══ Exercise input ══

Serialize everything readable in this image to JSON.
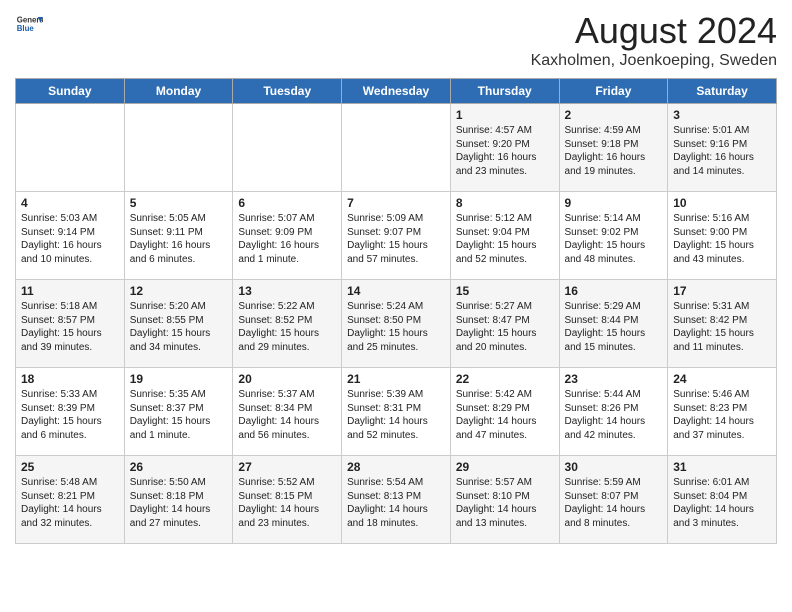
{
  "header": {
    "logo_general": "General",
    "logo_blue": "Blue",
    "title": "August 2024",
    "subtitle": "Kaxholmen, Joenkoeping, Sweden"
  },
  "days_of_week": [
    "Sunday",
    "Monday",
    "Tuesday",
    "Wednesday",
    "Thursday",
    "Friday",
    "Saturday"
  ],
  "weeks": [
    [
      {
        "day": "",
        "content": ""
      },
      {
        "day": "",
        "content": ""
      },
      {
        "day": "",
        "content": ""
      },
      {
        "day": "",
        "content": ""
      },
      {
        "day": "1",
        "content": "Sunrise: 4:57 AM\nSunset: 9:20 PM\nDaylight: 16 hours\nand 23 minutes."
      },
      {
        "day": "2",
        "content": "Sunrise: 4:59 AM\nSunset: 9:18 PM\nDaylight: 16 hours\nand 19 minutes."
      },
      {
        "day": "3",
        "content": "Sunrise: 5:01 AM\nSunset: 9:16 PM\nDaylight: 16 hours\nand 14 minutes."
      }
    ],
    [
      {
        "day": "4",
        "content": "Sunrise: 5:03 AM\nSunset: 9:14 PM\nDaylight: 16 hours\nand 10 minutes."
      },
      {
        "day": "5",
        "content": "Sunrise: 5:05 AM\nSunset: 9:11 PM\nDaylight: 16 hours\nand 6 minutes."
      },
      {
        "day": "6",
        "content": "Sunrise: 5:07 AM\nSunset: 9:09 PM\nDaylight: 16 hours\nand 1 minute."
      },
      {
        "day": "7",
        "content": "Sunrise: 5:09 AM\nSunset: 9:07 PM\nDaylight: 15 hours\nand 57 minutes."
      },
      {
        "day": "8",
        "content": "Sunrise: 5:12 AM\nSunset: 9:04 PM\nDaylight: 15 hours\nand 52 minutes."
      },
      {
        "day": "9",
        "content": "Sunrise: 5:14 AM\nSunset: 9:02 PM\nDaylight: 15 hours\nand 48 minutes."
      },
      {
        "day": "10",
        "content": "Sunrise: 5:16 AM\nSunset: 9:00 PM\nDaylight: 15 hours\nand 43 minutes."
      }
    ],
    [
      {
        "day": "11",
        "content": "Sunrise: 5:18 AM\nSunset: 8:57 PM\nDaylight: 15 hours\nand 39 minutes."
      },
      {
        "day": "12",
        "content": "Sunrise: 5:20 AM\nSunset: 8:55 PM\nDaylight: 15 hours\nand 34 minutes."
      },
      {
        "day": "13",
        "content": "Sunrise: 5:22 AM\nSunset: 8:52 PM\nDaylight: 15 hours\nand 29 minutes."
      },
      {
        "day": "14",
        "content": "Sunrise: 5:24 AM\nSunset: 8:50 PM\nDaylight: 15 hours\nand 25 minutes."
      },
      {
        "day": "15",
        "content": "Sunrise: 5:27 AM\nSunset: 8:47 PM\nDaylight: 15 hours\nand 20 minutes."
      },
      {
        "day": "16",
        "content": "Sunrise: 5:29 AM\nSunset: 8:44 PM\nDaylight: 15 hours\nand 15 minutes."
      },
      {
        "day": "17",
        "content": "Sunrise: 5:31 AM\nSunset: 8:42 PM\nDaylight: 15 hours\nand 11 minutes."
      }
    ],
    [
      {
        "day": "18",
        "content": "Sunrise: 5:33 AM\nSunset: 8:39 PM\nDaylight: 15 hours\nand 6 minutes."
      },
      {
        "day": "19",
        "content": "Sunrise: 5:35 AM\nSunset: 8:37 PM\nDaylight: 15 hours\nand 1 minute."
      },
      {
        "day": "20",
        "content": "Sunrise: 5:37 AM\nSunset: 8:34 PM\nDaylight: 14 hours\nand 56 minutes."
      },
      {
        "day": "21",
        "content": "Sunrise: 5:39 AM\nSunset: 8:31 PM\nDaylight: 14 hours\nand 52 minutes."
      },
      {
        "day": "22",
        "content": "Sunrise: 5:42 AM\nSunset: 8:29 PM\nDaylight: 14 hours\nand 47 minutes."
      },
      {
        "day": "23",
        "content": "Sunrise: 5:44 AM\nSunset: 8:26 PM\nDaylight: 14 hours\nand 42 minutes."
      },
      {
        "day": "24",
        "content": "Sunrise: 5:46 AM\nSunset: 8:23 PM\nDaylight: 14 hours\nand 37 minutes."
      }
    ],
    [
      {
        "day": "25",
        "content": "Sunrise: 5:48 AM\nSunset: 8:21 PM\nDaylight: 14 hours\nand 32 minutes."
      },
      {
        "day": "26",
        "content": "Sunrise: 5:50 AM\nSunset: 8:18 PM\nDaylight: 14 hours\nand 27 minutes."
      },
      {
        "day": "27",
        "content": "Sunrise: 5:52 AM\nSunset: 8:15 PM\nDaylight: 14 hours\nand 23 minutes."
      },
      {
        "day": "28",
        "content": "Sunrise: 5:54 AM\nSunset: 8:13 PM\nDaylight: 14 hours\nand 18 minutes."
      },
      {
        "day": "29",
        "content": "Sunrise: 5:57 AM\nSunset: 8:10 PM\nDaylight: 14 hours\nand 13 minutes."
      },
      {
        "day": "30",
        "content": "Sunrise: 5:59 AM\nSunset: 8:07 PM\nDaylight: 14 hours\nand 8 minutes."
      },
      {
        "day": "31",
        "content": "Sunrise: 6:01 AM\nSunset: 8:04 PM\nDaylight: 14 hours\nand 3 minutes."
      }
    ]
  ]
}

═══

:: What the task requires ::
Make an exact copy of the whole listing, but don't bring over any pictures.

:: Task response ::
Serialize everything readable in this image to JSON.
{
  "header": {
    "logo_general": "General",
    "logo_blue": "Blue",
    "title": "August 2024",
    "subtitle": "Kaxholmen, Joenkoeping, Sweden"
  },
  "days_of_week": [
    "Sunday",
    "Monday",
    "Tuesday",
    "Wednesday",
    "Thursday",
    "Friday",
    "Saturday"
  ],
  "weeks": [
    [
      {
        "day": "",
        "content": ""
      },
      {
        "day": "",
        "content": ""
      },
      {
        "day": "",
        "content": ""
      },
      {
        "day": "",
        "content": ""
      },
      {
        "day": "1",
        "content": "Sunrise: 4:57 AM\nSunset: 9:20 PM\nDaylight: 16 hours\nand 23 minutes."
      },
      {
        "day": "2",
        "content": "Sunrise: 4:59 AM\nSunset: 9:18 PM\nDaylight: 16 hours\nand 19 minutes."
      },
      {
        "day": "3",
        "content": "Sunrise: 5:01 AM\nSunset: 9:16 PM\nDaylight: 16 hours\nand 14 minutes."
      }
    ],
    [
      {
        "day": "4",
        "content": "Sunrise: 5:03 AM\nSunset: 9:14 PM\nDaylight: 16 hours\nand 10 minutes."
      },
      {
        "day": "5",
        "content": "Sunrise: 5:05 AM\nSunset: 9:11 PM\nDaylight: 16 hours\nand 6 minutes."
      },
      {
        "day": "6",
        "content": "Sunrise: 5:07 AM\nSunset: 9:09 PM\nDaylight: 16 hours\nand 1 minute."
      },
      {
        "day": "7",
        "content": "Sunrise: 5:09 AM\nSunset: 9:07 PM\nDaylight: 15 hours\nand 57 minutes."
      },
      {
        "day": "8",
        "content": "Sunrise: 5:12 AM\nSunset: 9:04 PM\nDaylight: 15 hours\nand 52 minutes."
      },
      {
        "day": "9",
        "content": "Sunrise: 5:14 AM\nSunset: 9:02 PM\nDaylight: 15 hours\nand 48 minutes."
      },
      {
        "day": "10",
        "content": "Sunrise: 5:16 AM\nSunset: 9:00 PM\nDaylight: 15 hours\nand 43 minutes."
      }
    ],
    [
      {
        "day": "11",
        "content": "Sunrise: 5:18 AM\nSunset: 8:57 PM\nDaylight: 15 hours\nand 39 minutes."
      },
      {
        "day": "12",
        "content": "Sunrise: 5:20 AM\nSunset: 8:55 PM\nDaylight: 15 hours\nand 34 minutes."
      },
      {
        "day": "13",
        "content": "Sunrise: 5:22 AM\nSunset: 8:52 PM\nDaylight: 15 hours\nand 29 minutes."
      },
      {
        "day": "14",
        "content": "Sunrise: 5:24 AM\nSunset: 8:50 PM\nDaylight: 15 hours\nand 25 minutes."
      },
      {
        "day": "15",
        "content": "Sunrise: 5:27 AM\nSunset: 8:47 PM\nDaylight: 15 hours\nand 20 minutes."
      },
      {
        "day": "16",
        "content": "Sunrise: 5:29 AM\nSunset: 8:44 PM\nDaylight: 15 hours\nand 15 minutes."
      },
      {
        "day": "17",
        "content": "Sunrise: 5:31 AM\nSunset: 8:42 PM\nDaylight: 15 hours\nand 11 minutes."
      }
    ],
    [
      {
        "day": "18",
        "content": "Sunrise: 5:33 AM\nSunset: 8:39 PM\nDaylight: 15 hours\nand 6 minutes."
      },
      {
        "day": "19",
        "content": "Sunrise: 5:35 AM\nSunset: 8:37 PM\nDaylight: 15 hours\nand 1 minute."
      },
      {
        "day": "20",
        "content": "Sunrise: 5:37 AM\nSunset: 8:34 PM\nDaylight: 14 hours\nand 56 minutes."
      },
      {
        "day": "21",
        "content": "Sunrise: 5:39 AM\nSunset: 8:31 PM\nDaylight: 14 hours\nand 52 minutes."
      },
      {
        "day": "22",
        "content": "Sunrise: 5:42 AM\nSunset: 8:29 PM\nDaylight: 14 hours\nand 47 minutes."
      },
      {
        "day": "23",
        "content": "Sunrise: 5:44 AM\nSunset: 8:26 PM\nDaylight: 14 hours\nand 42 minutes."
      },
      {
        "day": "24",
        "content": "Sunrise: 5:46 AM\nSunset: 8:23 PM\nDaylight: 14 hours\nand 37 minutes."
      }
    ],
    [
      {
        "day": "25",
        "content": "Sunrise: 5:48 AM\nSunset: 8:21 PM\nDaylight: 14 hours\nand 32 minutes."
      },
      {
        "day": "26",
        "content": "Sunrise: 5:50 AM\nSunset: 8:18 PM\nDaylight: 14 hours\nand 27 minutes."
      },
      {
        "day": "27",
        "content": "Sunrise: 5:52 AM\nSunset: 8:15 PM\nDaylight: 14 hours\nand 23 minutes."
      },
      {
        "day": "28",
        "content": "Sunrise: 5:54 AM\nSunset: 8:13 PM\nDaylight: 14 hours\nand 18 minutes."
      },
      {
        "day": "29",
        "content": "Sunrise: 5:57 AM\nSunset: 8:10 PM\nDaylight: 14 hours\nand 13 minutes."
      },
      {
        "day": "30",
        "content": "Sunrise: 5:59 AM\nSunset: 8:07 PM\nDaylight: 14 hours\nand 8 minutes."
      },
      {
        "day": "31",
        "content": "Sunrise: 6:01 AM\nSunset: 8:04 PM\nDaylight: 14 hours\nand 3 minutes."
      }
    ]
  ]
}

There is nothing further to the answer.